*Stated problem*. Copy all the data exactly, except the pictures.

*Given records*.
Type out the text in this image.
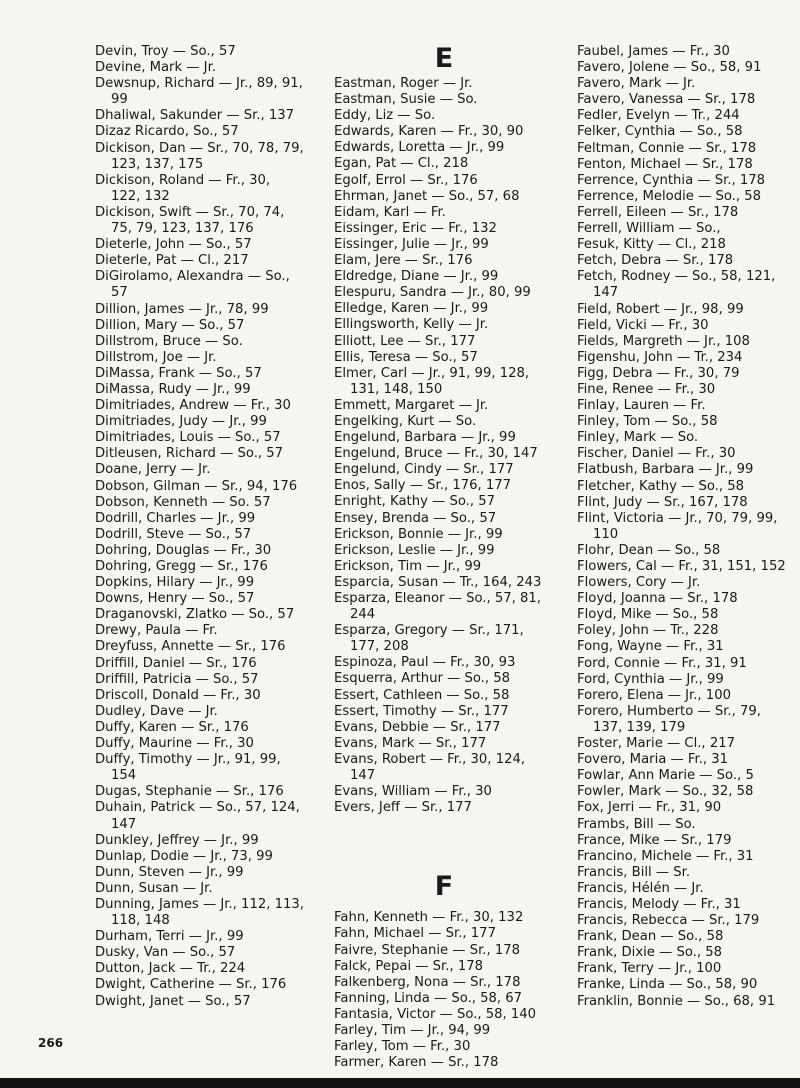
Devin, Troy — So., 57
Devine, Mark — Jr.
Dewsnup, Richard — Jr., 89, 91,
99
Dhaliwal, Sakunder — Sr., 137
Dizaz Ricardo, So., 57
Dickison, Dan — Sr., 70, 78, 79,
123, 137, 175
Dickison, Roland — Fr., 30,
122, 132
Dickison, Swift — Sr., 70, 74,
75, 79, 123, 137, 176
Dieterle, John — So., 57
Dieterle, Pat — Cl., 217
DiGirolamo, Alexandra — So.,
57
Dillion, James — Jr., 78, 99
Dillion, Mary — So., 57
Dillstrom, Bruce — So.
Dillstrom, Joe — Jr.
DiMassa, Frank — So., 57
DiMassa, Rudy — Jr., 99
Dimitriades, Andrew — Fr., 30
Dimitriades, Judy — Jr., 99
Dimitriades, Louis — So., 57
Ditleusen, Richard — So., 57
Doane, Jerry — Jr.
Dobson, Gilman — Sr., 94, 176
Dobson, Kenneth — So. 57
Dodrill, Charles — Jr., 99
Dodrill, Steve — So., 57
Dohring, Douglas — Fr., 30
Dohring, Gregg — Sr., 176
Dopkins, Hilary — Jr., 99
Downs, Henry — So., 57
Draganovski, Zlatko — So., 57
Drewy, Paula — Fr.
Dreyfuss, Annette — Sr., 176
Driffill, Daniel — Sr., 176
Driffill, Patricia — So., 57
Driscoll, Donald — Fr., 30
Dudley, Dave — Jr.
Duffy, Karen — Sr., 176
Duffy, Maurine — Fr., 30
Duffy, Timothy — Jr., 91, 99,
154
Dugas, Stephanie — Sr., 176
Duhain, Patrick — So., 57, 124,
147
Dunkley, Jeffrey — Jr., 99
Dunlap, Dodie — Jr., 73, 99
Dunn, Steven — Jr., 99
Dunn, Susan — Jr.
Dunning, James — Jr., 112, 113,
118, 148
Durham, Terri — Jr., 99
Dusky, Van — So., 57
Dutton, Jack — Tr., 224
Dwight, Catherine — Sr., 176
Dwight, Janet — So., 57
E
Eastman, Roger — Jr.
Eastman, Susie — So.
Eddy, Liz — So.
Edwards, Karen — Fr., 30, 90
Edwards, Loretta — Jr., 99
Egan, Pat — Cl., 218
Egolf, Errol — Sr., 176
Ehrman, Janet — So., 57, 68
Eidam, Karl — Fr.
Eissinger, Eric — Fr., 132
Eissinger, Julie — Jr., 99
Elam, Jere — Sr., 176
Eldredge, Diane — Jr., 99
Elespuru, Sandra — Jr., 80, 99
Elledge, Karen — Jr., 99
Ellingsworth, Kelly — Jr.
Elliott, Lee — Sr., 177
Ellis, Teresa — So., 57
Elmer, Carl — Jr., 91, 99, 128,
131, 148, 150
Emmett, Margaret — Jr.
Engelking, Kurt — So.
Engelund, Barbara — Jr., 99
Engelund, Bruce — Fr., 30, 147
Engelund, Cindy — Sr., 177
Enos, Sally — Sr., 176, 177
Enright, Kathy — So., 57
Ensey, Brenda — So., 57
Erickson, Bonnie — Jr., 99
Erickson, Leslie — Jr., 99
Erickson, Tim — Jr., 99
Esparcia, Susan — Tr., 164, 243
Esparza, Eleanor — So., 57, 81,
244
Esparza, Gregory — Sr., 171,
177, 208
Espinoza, Paul — Fr., 30, 93
Esquerra, Arthur — So., 58
Essert, Cathleen — So., 58
Essert, Timothy — Sr., 177
Evans, Debbie — Sr., 177
Evans, Mark — Sr., 177
Evans, Robert — Fr., 30, 124,
147
Evans, William — Fr., 30
Evers, Jeff — Sr., 177
F
Fahn, Kenneth — Fr., 30, 132
Fahn, Michael — Sr., 177
Faivre, Stephanie — Sr., 178
Falck, Pepai — Sr., 178
Falkenberg, Nona — Sr., 178
Fanning, Linda — So., 58, 67
Fantasia, Victor — So., 58, 140
Farley, Tim — Jr., 94, 99
Farley, Tom — Fr., 30
Farmer, Karen — Sr., 178
Faubel, James — Fr., 30
Favero, Jolene — So., 58, 91
Favero, Mark — Jr.
Favero, Vanessa — Sr., 178
Fedler, Evelyn — Tr., 244
Felker, Cynthia — So., 58
Feltman, Connie — Sr., 178
Fenton, Michael — Sr., 178
Ferrence, Cynthia — Sr., 178
Ferrence, Melodie — So., 58
Ferrell, Eileen — Sr., 178
Ferrell, William — So.,
Fesuk, Kitty — Cl., 218
Fetch, Debra — Sr., 178
Fetch, Rodney — So., 58, 121,
147
Field, Robert — Jr., 98, 99
Field, Vicki — Fr., 30
Fields, Margreth — Jr., 108
Figenshu, John — Tr., 234
Figg, Debra — Fr., 30, 79
Fine, Renee — Fr., 30
Finlay, Lauren — Fr.
Finley, Tom — So., 58
Finley, Mark — So.
Fischer, Daniel — Fr., 30
Flatbush, Barbara — Jr., 99
Fletcher, Kathy — So., 58
Flint, Judy — Sr., 167, 178
Flint, Victoria — Jr., 70, 79, 99,
110
Flohr, Dean — So., 58
Flowers, Cal — Fr., 31, 151, 152
Flowers, Cory — Jr.
Floyd, Joanna — Sr., 178
Floyd, Mike — So., 58
Foley, John — Tr., 228
Fong, Wayne — Fr., 31
Ford, Connie — Fr., 31, 91
Ford, Cynthia — Jr., 99
Forero, Elena — Jr., 100
Forero, Humberto — Sr., 79,
137, 139, 179
Foster, Marie — Cl., 217
Fovero, Maria — Fr., 31
Fowlar, Ann Marie — So., 5
Fowler, Mark — So., 32, 58
Fox, Jerri — Fr., 31, 90
Frambs, Bill — So.
France, Mike — Sr., 179
Francino, Michele — Fr., 31
Francis, Bill — Sr.
Francis, Hélén — Jr.
Francis, Melody — Fr., 31
Francis, Rebecca — Sr., 179
Frank, Dean — So., 58
Frank, Dixie — So., 58
Frank, Terry — Jr., 100
Franke, Linda — So., 58, 90
Franklin, Bonnie — So., 68, 91
266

*Reply*.
Type out the text in this image.
Devin, Troy — So., 57
Devine, Mark — Jr.
Dewsnup, Richard — Jr., 89, 91,
99
Dhaliwal, Sakunder — Sr., 137
Dizaz Ricardo, So., 57
Dickison, Dan — Sr., 70, 78, 79,
123, 137, 175
Dickison, Roland — Fr., 30,
122, 132
Dickison, Swift — Sr., 70, 74,
75, 79, 123, 137, 176
Dieterle, John — So., 57
Dieterle, Pat — Cl., 217
DiGirolamo, Alexandra — So.,
57
Dillion, James — Jr., 78, 99
Dillion, Mary — So., 57
Dillstrom, Bruce — So.
Dillstrom, Joe — Jr.
DiMassa, Frank — So., 57
DiMassa, Rudy — Jr., 99
Dimitriades, Andrew — Fr., 30
Dimitriades, Judy — Jr., 99
Dimitriades, Louis — So., 57
Ditleusen, Richard — So., 57
Doane, Jerry — Jr.
Dobson, Gilman — Sr., 94, 176
Dobson, Kenneth — So. 57
Dodrill, Charles — Jr., 99
Dodrill, Steve — So., 57
Dohring, Douglas — Fr., 30
Dohring, Gregg — Sr., 176
Dopkins, Hilary — Jr., 99
Downs, Henry — So., 57
Draganovski, Zlatko — So., 57
Drewy, Paula — Fr.
Dreyfuss, Annette — Sr., 176
Driffill, Daniel — Sr., 176
Driffill, Patricia — So., 57
Driscoll, Donald — Fr., 30
Dudley, Dave — Jr.
Duffy, Karen — Sr., 176
Duffy, Maurine — Fr., 30
Duffy, Timothy — Jr., 91, 99,
154
Dugas, Stephanie — Sr., 176
Duhain, Patrick — So., 57, 124,
147
Dunkley, Jeffrey — Jr., 99
Dunlap, Dodie — Jr., 73, 99
Dunn, Steven — Jr., 99
Dunn, Susan — Jr.
Dunning, James — Jr., 112, 113,
118, 148
Durham, Terri — Jr., 99
Dusky, Van — So., 57
Dutton, Jack — Tr., 224
Dwight, Catherine — Sr., 176
Dwight, Janet — So., 57
E
Eastman, Roger — Jr.
Eastman, Susie — So.
Eddy, Liz — So.
Edwards, Karen — Fr., 30, 90
Edwards, Loretta — Jr., 99
Egan, Pat — Cl., 218
Egolf, Errol — Sr., 176
Ehrman, Janet — So., 57, 68
Eidam, Karl — Fr.
Eissinger, Eric — Fr., 132
Eissinger, Julie — Jr., 99
Elam, Jere — Sr., 176
Eldredge, Diane — Jr., 99
Elespuru, Sandra — Jr., 80, 99
Elledge, Karen — Jr., 99
Ellingsworth, Kelly — Jr.
Elliott, Lee — Sr., 177
Ellis, Teresa — So., 57
Elmer, Carl — Jr., 91, 99, 128,
131, 148, 150
Emmett, Margaret — Jr.
Engelking, Kurt — So.
Engelund, Barbara — Jr., 99
Engelund, Bruce — Fr., 30, 147
Engelund, Cindy — Sr., 177
Enos, Sally — Sr., 176, 177
Enright, Kathy — So., 57
Ensey, Brenda — So., 57
Erickson, Bonnie — Jr., 99
Erickson, Leslie — Jr., 99
Erickson, Tim — Jr., 99
Esparcia, Susan — Tr., 164, 243
Esparza, Eleanor — So., 57, 81,
244
Esparza, Gregory — Sr., 171,
177, 208
Espinoza, Paul — Fr., 30, 93
Esquerra, Arthur — So., 58
Essert, Cathleen — So., 58
Essert, Timothy — Sr., 177
Evans, Debbie — Sr., 177
Evans, Mark — Sr., 177
Evans, Robert — Fr., 30, 124,
147
Evans, William — Fr., 30
Evers, Jeff — Sr., 177
F
Fahn, Kenneth — Fr., 30, 132
Fahn, Michael — Sr., 177
Faivre, Stephanie — Sr., 178
Falck, Pepai — Sr., 178
Falkenberg, Nona — Sr., 178
Fanning, Linda — So., 58, 67
Fantasia, Victor — So., 58, 140
Farley, Tim — Jr., 94, 99
Farley, Tom — Fr., 30
Farmer, Karen — Sr., 178
Faubel, James — Fr., 30
Favero, Jolene — So., 58, 91
Favero, Mark — Jr.
Favero, Vanessa — Sr., 178
Fedler, Evelyn — Tr., 244
Felker, Cynthia — So., 58
Feltman, Connie — Sr., 178
Fenton, Michael — Sr., 178
Ferrence, Cynthia — Sr., 178
Ferrence, Melodie — So., 58
Ferrell, Eileen — Sr., 178
Ferrell, William — So.,
Fesuk, Kitty — Cl., 218
Fetch, Debra — Sr., 178
Fetch, Rodney — So., 58, 121,
147
Field, Robert — Jr., 98, 99
Field, Vicki — Fr., 30
Fields, Margreth — Jr., 108
Figenshu, John — Tr., 234
Figg, Debra — Fr., 30, 79
Fine, Renee — Fr., 30
Finlay, Lauren — Fr.
Finley, Tom — So., 58
Finley, Mark — So.
Fischer, Daniel — Fr., 30
Flatbush, Barbara — Jr., 99
Fletcher, Kathy — So., 58
Flint, Judy — Sr., 167, 178
Flint, Victoria — Jr., 70, 79, 99,
110
Flohr, Dean — So., 58
Flowers, Cal — Fr., 31, 151, 152
Flowers, Cory — Jr.
Floyd, Joanna — Sr., 178
Floyd, Mike — So., 58
Foley, John — Tr., 228
Fong, Wayne — Fr., 31
Ford, Connie — Fr., 31, 91
Ford, Cynthia — Jr., 99
Forero, Elena — Jr., 100
Forero, Humberto — Sr., 79,
137, 139, 179
Foster, Marie — Cl., 217
Fovero, Maria — Fr., 31
Fowlar, Ann Marie — So., 5
Fowler, Mark — So., 32, 58
Fox, Jerri — Fr., 31, 90
Frambs, Bill — So.
France, Mike — Sr., 179
Francino, Michele — Fr., 31
Francis, Bill — Sr.
Francis, Hélén — Jr.
Francis, Melody — Fr., 31
Francis, Rebecca — Sr., 179
Frank, Dean — So., 58
Frank, Dixie — So., 58
Frank, Terry — Jr., 100
Franke, Linda — So., 58, 90
Franklin, Bonnie — So., 68, 91
266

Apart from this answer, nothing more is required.